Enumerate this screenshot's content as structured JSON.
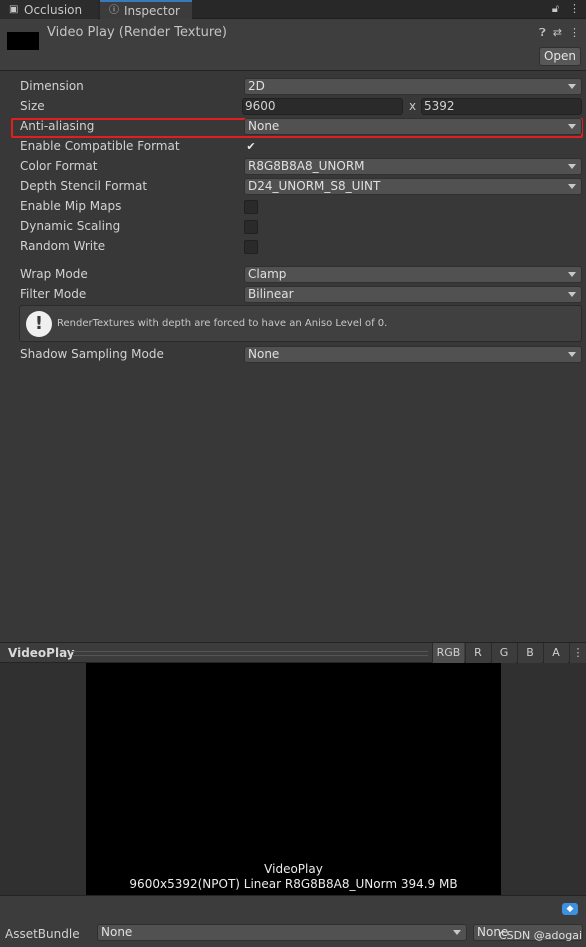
{
  "tabs": [
    {
      "label": "Occlusion",
      "icon": "occlusion-icon"
    },
    {
      "label": "Inspector",
      "icon": "info-icon"
    }
  ],
  "header": {
    "title": "Video Play (Render Texture)",
    "open_label": "Open"
  },
  "properties": {
    "dimension": {
      "label": "Dimension",
      "value": "2D"
    },
    "size": {
      "label": "Size",
      "width": "9600",
      "separator": "x",
      "height": "5392"
    },
    "anti_aliasing": {
      "label": "Anti-aliasing",
      "value": "None"
    },
    "enable_compatible_format": {
      "label": "Enable Compatible Format",
      "checked_mark": "✔"
    },
    "color_format": {
      "label": "Color Format",
      "value": "R8G8B8A8_UNORM"
    },
    "depth_stencil_format": {
      "label": "Depth Stencil Format",
      "value": "D24_UNORM_S8_UINT"
    },
    "enable_mip_maps": {
      "label": "Enable Mip Maps"
    },
    "dynamic_scaling": {
      "label": "Dynamic Scaling"
    },
    "random_write": {
      "label": "Random Write"
    },
    "wrap_mode": {
      "label": "Wrap Mode",
      "value": "Clamp"
    },
    "filter_mode": {
      "label": "Filter Mode",
      "value": "Bilinear"
    },
    "help_message": "RenderTextures with depth are forced to have an Aniso Level of 0.",
    "shadow_sampling_mode": {
      "label": "Shadow Sampling Mode",
      "value": "None"
    }
  },
  "preview": {
    "title": "VideoPlay",
    "channels": [
      "RGB",
      "R",
      "G",
      "B",
      "A"
    ],
    "active_channel": "RGB",
    "caption_name": "VideoPlay",
    "caption_info": "9600x5392(NPOT) Linear  R8G8B8A8_UNorm  394.9 MB"
  },
  "asset_bundle": {
    "label": "AssetBundle",
    "bundle_value": "None",
    "variant_value": "None"
  },
  "watermark": "CSDN @adogai",
  "colors": {
    "highlight_border": "#e02020",
    "active_tab_accent": "#3a79bb"
  }
}
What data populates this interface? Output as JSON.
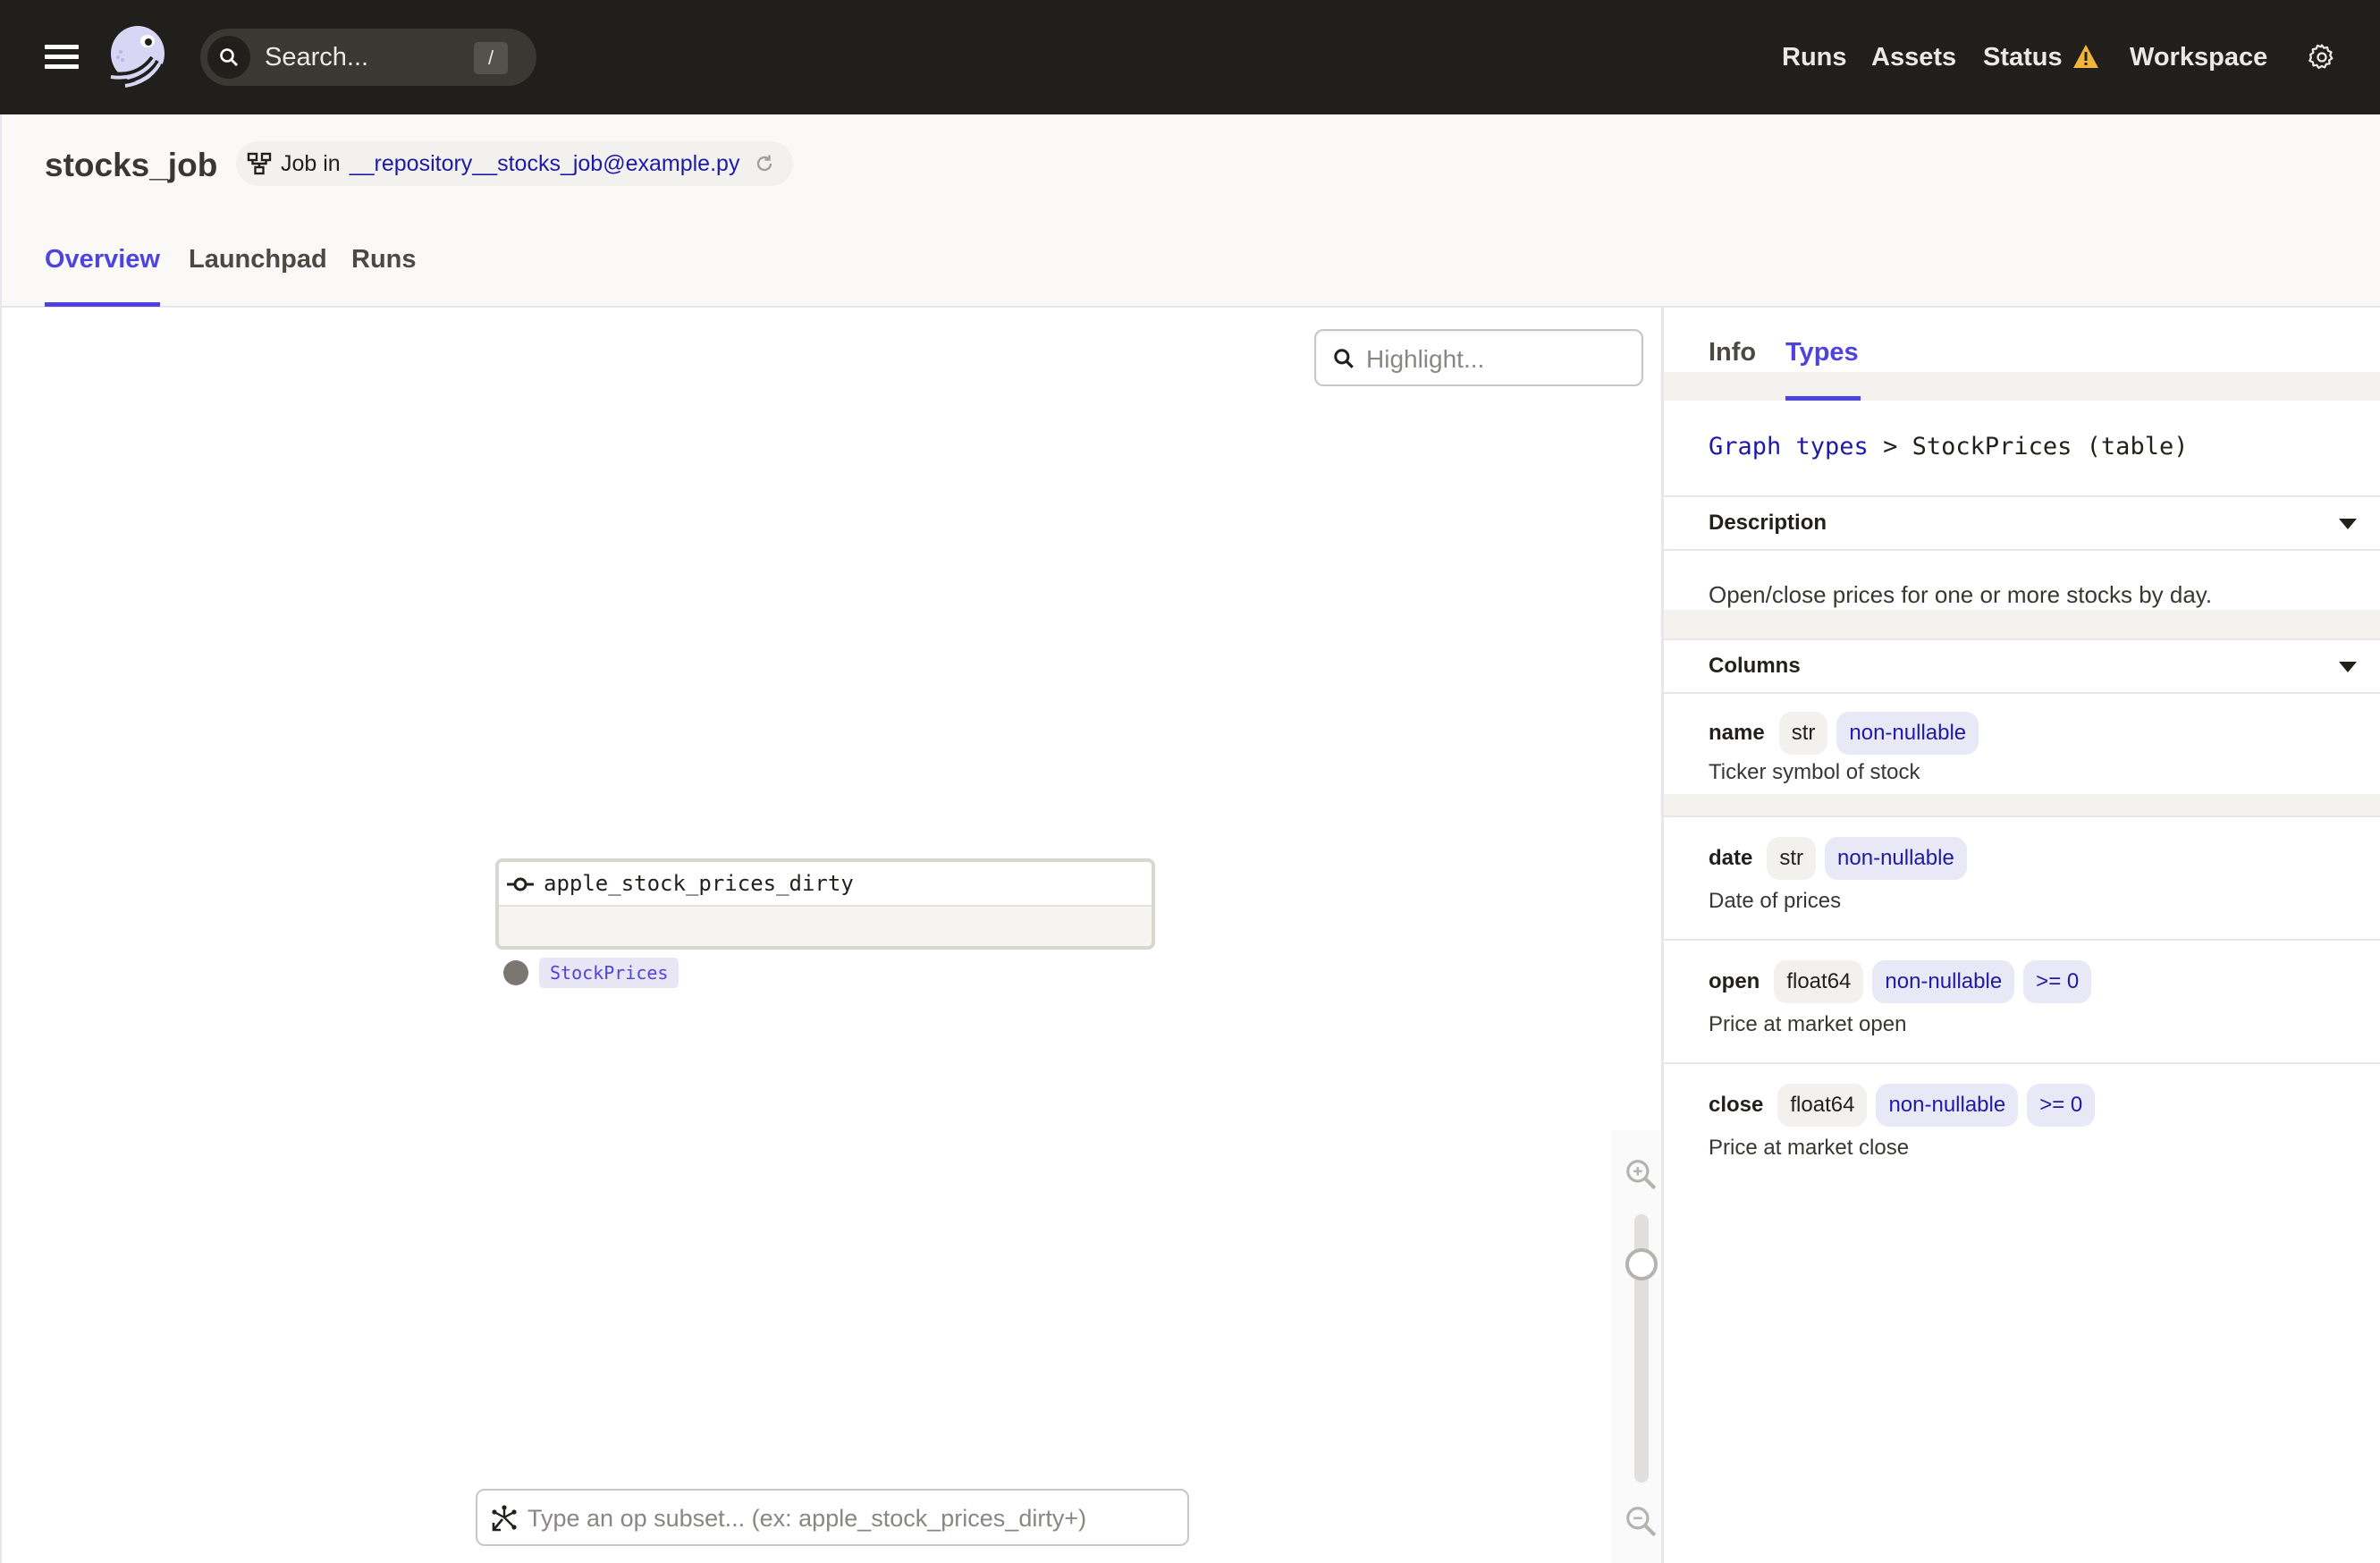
{
  "topbar": {
    "search_placeholder": "Search...",
    "search_shortcut": "/",
    "nav": [
      "Runs",
      "Assets",
      "Status",
      "Workspace"
    ],
    "status_warning_color": "#f2b53c"
  },
  "header": {
    "title": "stocks_job",
    "job_label": "Job in",
    "repository_link": "__repository__stocks_job@example.py",
    "tabs": [
      {
        "label": "Overview",
        "active": true
      },
      {
        "label": "Launchpad",
        "active": false
      },
      {
        "label": "Runs",
        "active": false
      }
    ]
  },
  "canvas": {
    "highlight_placeholder": "Highlight...",
    "node": {
      "name": "apple_stock_prices_dirty",
      "output_type": "StockPrices"
    },
    "op_subset_placeholder": "Type an op subset... (ex: apple_stock_prices_dirty+)"
  },
  "panel": {
    "tabs": [
      {
        "label": "Info",
        "active": false
      },
      {
        "label": "Types",
        "active": true
      }
    ],
    "breadcrumb": {
      "link": "Graph types",
      "separator": ">",
      "current": "StockPrices (table)"
    },
    "description_section": {
      "title": "Description",
      "text": "Open/close prices for one or more stocks by day."
    },
    "columns_section": {
      "title": "Columns",
      "columns": [
        {
          "name": "name",
          "type": "str",
          "constraints": [
            "non-nullable"
          ],
          "description": "Ticker symbol of stock"
        },
        {
          "name": "date",
          "type": "str",
          "constraints": [
            "non-nullable"
          ],
          "description": "Date of prices"
        },
        {
          "name": "open",
          "type": "float64",
          "constraints": [
            "non-nullable",
            ">= 0"
          ],
          "description": "Price at market open"
        },
        {
          "name": "close",
          "type": "float64",
          "constraints": [
            "non-nullable",
            ">= 0"
          ],
          "description": "Price at market close"
        }
      ]
    }
  },
  "colors": {
    "accent": "#4f43dd",
    "link": "#1e1aa6",
    "topbar_bg": "#211f1c"
  }
}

» **GIVEN REQUEST**
From the material above, reproduce everything verbatim except the pictures.

» **WRITTEN ANSWER**
Enumerate this screenshot's content as structured JSON.
{
  "tabs": [
    {
      "label": "Occlusion",
      "icon": "occlusion-icon"
    },
    {
      "label": "Inspector",
      "icon": "info-icon"
    }
  ],
  "header": {
    "title": "Video Play (Render Texture)",
    "open_label": "Open"
  },
  "properties": {
    "dimension": {
      "label": "Dimension",
      "value": "2D"
    },
    "size": {
      "label": "Size",
      "width": "9600",
      "separator": "x",
      "height": "5392"
    },
    "anti_aliasing": {
      "label": "Anti-aliasing",
      "value": "None"
    },
    "enable_compatible_format": {
      "label": "Enable Compatible Format",
      "checked_mark": "✔"
    },
    "color_format": {
      "label": "Color Format",
      "value": "R8G8B8A8_UNORM"
    },
    "depth_stencil_format": {
      "label": "Depth Stencil Format",
      "value": "D24_UNORM_S8_UINT"
    },
    "enable_mip_maps": {
      "label": "Enable Mip Maps"
    },
    "dynamic_scaling": {
      "label": "Dynamic Scaling"
    },
    "random_write": {
      "label": "Random Write"
    },
    "wrap_mode": {
      "label": "Wrap Mode",
      "value": "Clamp"
    },
    "filter_mode": {
      "label": "Filter Mode",
      "value": "Bilinear"
    },
    "help_message": "RenderTextures with depth are forced to have an Aniso Level of 0.",
    "shadow_sampling_mode": {
      "label": "Shadow Sampling Mode",
      "value": "None"
    }
  },
  "preview": {
    "title": "VideoPlay",
    "channels": [
      "RGB",
      "R",
      "G",
      "B",
      "A"
    ],
    "active_channel": "RGB",
    "caption_name": "VideoPlay",
    "caption_info": "9600x5392(NPOT) Linear  R8G8B8A8_UNorm  394.9 MB"
  },
  "asset_bundle": {
    "label": "AssetBundle",
    "bundle_value": "None",
    "variant_value": "None"
  },
  "watermark": "CSDN @adogai",
  "colors": {
    "highlight_border": "#e02020",
    "active_tab_accent": "#3a79bb"
  }
}
What data populates this interface? Output as JSON.
{
  "topbar": {
    "search_placeholder": "Search...",
    "search_shortcut": "/",
    "nav": [
      "Runs",
      "Assets",
      "Status",
      "Workspace"
    ],
    "status_warning_color": "#f2b53c"
  },
  "header": {
    "title": "stocks_job",
    "job_label": "Job in",
    "repository_link": "__repository__stocks_job@example.py",
    "tabs": [
      {
        "label": "Overview",
        "active": true
      },
      {
        "label": "Launchpad",
        "active": false
      },
      {
        "label": "Runs",
        "active": false
      }
    ]
  },
  "canvas": {
    "highlight_placeholder": "Highlight...",
    "node": {
      "name": "apple_stock_prices_dirty",
      "output_type": "StockPrices"
    },
    "op_subset_placeholder": "Type an op subset... (ex: apple_stock_prices_dirty+)"
  },
  "panel": {
    "tabs": [
      {
        "label": "Info",
        "active": false
      },
      {
        "label": "Types",
        "active": true
      }
    ],
    "breadcrumb": {
      "link": "Graph types",
      "separator": ">",
      "current": "StockPrices (table)"
    },
    "description_section": {
      "title": "Description",
      "text": "Open/close prices for one or more stocks by day."
    },
    "columns_section": {
      "title": "Columns",
      "columns": [
        {
          "name": "name",
          "type": "str",
          "constraints": [
            "non-nullable"
          ],
          "description": "Ticker symbol of stock"
        },
        {
          "name": "date",
          "type": "str",
          "constraints": [
            "non-nullable"
          ],
          "description": "Date of prices"
        },
        {
          "name": "open",
          "type": "float64",
          "constraints": [
            "non-nullable",
            ">= 0"
          ],
          "description": "Price at market open"
        },
        {
          "name": "close",
          "type": "float64",
          "constraints": [
            "non-nullable",
            ">= 0"
          ],
          "description": "Price at market close"
        }
      ]
    }
  },
  "colors": {
    "accent": "#4f43dd",
    "link": "#1e1aa6",
    "topbar_bg": "#211f1c"
  }
}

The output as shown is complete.